• [SET PROBLEM] Select the lines that hold the word "Orateur" and copy each one.

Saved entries
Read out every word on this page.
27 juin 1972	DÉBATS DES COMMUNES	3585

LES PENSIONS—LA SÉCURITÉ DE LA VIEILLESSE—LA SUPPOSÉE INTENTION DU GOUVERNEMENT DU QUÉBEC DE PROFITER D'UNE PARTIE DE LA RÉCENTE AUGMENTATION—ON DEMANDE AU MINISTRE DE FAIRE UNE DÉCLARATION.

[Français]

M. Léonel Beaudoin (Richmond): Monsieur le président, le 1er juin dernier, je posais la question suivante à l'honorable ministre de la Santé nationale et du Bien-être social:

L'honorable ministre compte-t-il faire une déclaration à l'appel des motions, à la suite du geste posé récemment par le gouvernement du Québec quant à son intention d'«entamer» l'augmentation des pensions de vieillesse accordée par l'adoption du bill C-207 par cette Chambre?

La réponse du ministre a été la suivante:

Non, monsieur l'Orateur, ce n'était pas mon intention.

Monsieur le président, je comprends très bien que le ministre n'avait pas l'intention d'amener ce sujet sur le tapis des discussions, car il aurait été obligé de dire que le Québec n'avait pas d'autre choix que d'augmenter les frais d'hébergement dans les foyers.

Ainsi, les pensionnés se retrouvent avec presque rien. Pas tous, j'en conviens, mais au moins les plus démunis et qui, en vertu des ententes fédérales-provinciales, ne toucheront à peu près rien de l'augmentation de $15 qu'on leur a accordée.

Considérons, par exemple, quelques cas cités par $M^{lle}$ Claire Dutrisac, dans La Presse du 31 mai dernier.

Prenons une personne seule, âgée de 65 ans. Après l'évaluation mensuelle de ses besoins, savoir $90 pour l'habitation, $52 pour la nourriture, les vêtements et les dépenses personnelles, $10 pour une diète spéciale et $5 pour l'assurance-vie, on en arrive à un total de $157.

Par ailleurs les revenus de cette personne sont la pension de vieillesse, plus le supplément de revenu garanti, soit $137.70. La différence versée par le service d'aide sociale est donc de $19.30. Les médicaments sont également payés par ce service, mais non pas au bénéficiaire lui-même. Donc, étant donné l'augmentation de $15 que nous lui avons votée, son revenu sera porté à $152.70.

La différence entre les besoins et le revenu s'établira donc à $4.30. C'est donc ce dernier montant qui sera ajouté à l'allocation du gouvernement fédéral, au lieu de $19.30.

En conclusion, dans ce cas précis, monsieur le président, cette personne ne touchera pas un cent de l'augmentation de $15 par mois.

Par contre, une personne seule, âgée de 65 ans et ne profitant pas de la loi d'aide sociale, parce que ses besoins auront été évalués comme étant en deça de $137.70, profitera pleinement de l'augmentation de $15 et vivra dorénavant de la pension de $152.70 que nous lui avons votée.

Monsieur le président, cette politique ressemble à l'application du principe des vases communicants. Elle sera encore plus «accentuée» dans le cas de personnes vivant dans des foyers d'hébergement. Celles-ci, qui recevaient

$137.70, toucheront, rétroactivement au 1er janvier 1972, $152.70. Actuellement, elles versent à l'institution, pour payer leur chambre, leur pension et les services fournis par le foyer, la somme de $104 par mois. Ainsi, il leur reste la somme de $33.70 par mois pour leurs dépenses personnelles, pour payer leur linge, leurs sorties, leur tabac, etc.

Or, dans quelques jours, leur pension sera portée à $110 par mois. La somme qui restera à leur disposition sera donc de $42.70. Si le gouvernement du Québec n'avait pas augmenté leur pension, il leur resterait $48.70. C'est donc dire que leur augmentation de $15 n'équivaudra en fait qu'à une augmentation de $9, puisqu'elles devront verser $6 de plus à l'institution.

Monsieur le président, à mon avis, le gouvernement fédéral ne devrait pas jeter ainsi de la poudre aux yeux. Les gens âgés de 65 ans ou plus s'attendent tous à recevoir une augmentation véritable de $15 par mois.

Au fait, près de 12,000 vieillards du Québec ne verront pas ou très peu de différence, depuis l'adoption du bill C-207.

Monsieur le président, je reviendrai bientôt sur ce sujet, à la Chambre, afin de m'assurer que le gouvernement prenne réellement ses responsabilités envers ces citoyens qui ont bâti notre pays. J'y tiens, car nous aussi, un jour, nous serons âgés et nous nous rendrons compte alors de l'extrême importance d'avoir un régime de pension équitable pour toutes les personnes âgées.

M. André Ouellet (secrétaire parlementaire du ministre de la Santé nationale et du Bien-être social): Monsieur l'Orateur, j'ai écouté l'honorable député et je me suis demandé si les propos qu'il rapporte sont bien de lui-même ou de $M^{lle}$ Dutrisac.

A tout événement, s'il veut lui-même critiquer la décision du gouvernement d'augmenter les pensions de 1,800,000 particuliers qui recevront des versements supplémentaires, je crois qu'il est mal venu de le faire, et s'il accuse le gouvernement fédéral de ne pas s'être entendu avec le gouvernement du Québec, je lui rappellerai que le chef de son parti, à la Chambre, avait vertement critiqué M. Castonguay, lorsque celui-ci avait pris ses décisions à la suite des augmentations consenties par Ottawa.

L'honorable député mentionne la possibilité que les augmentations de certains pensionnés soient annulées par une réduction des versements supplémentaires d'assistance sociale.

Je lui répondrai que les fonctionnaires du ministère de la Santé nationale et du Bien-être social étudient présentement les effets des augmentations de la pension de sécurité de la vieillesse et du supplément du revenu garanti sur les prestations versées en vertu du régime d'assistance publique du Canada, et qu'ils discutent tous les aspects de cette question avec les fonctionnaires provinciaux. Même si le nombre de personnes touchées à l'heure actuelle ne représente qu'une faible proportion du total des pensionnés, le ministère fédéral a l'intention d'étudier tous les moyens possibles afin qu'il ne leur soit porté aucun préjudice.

• [COMPLETED EXERCISE]
Non, monsieur l'Orateur, ce n'était pas mon intention.
M. André Ouellet (secrétaire parlementaire du ministre de la Santé nationale et du Bien-être social): Monsieur l'Orateur, j'ai écouté l'honorable député et je me suis demandé si les propos qu'il rapporte sont bien de lui-même ou de $M^{lle}$ Dutrisac.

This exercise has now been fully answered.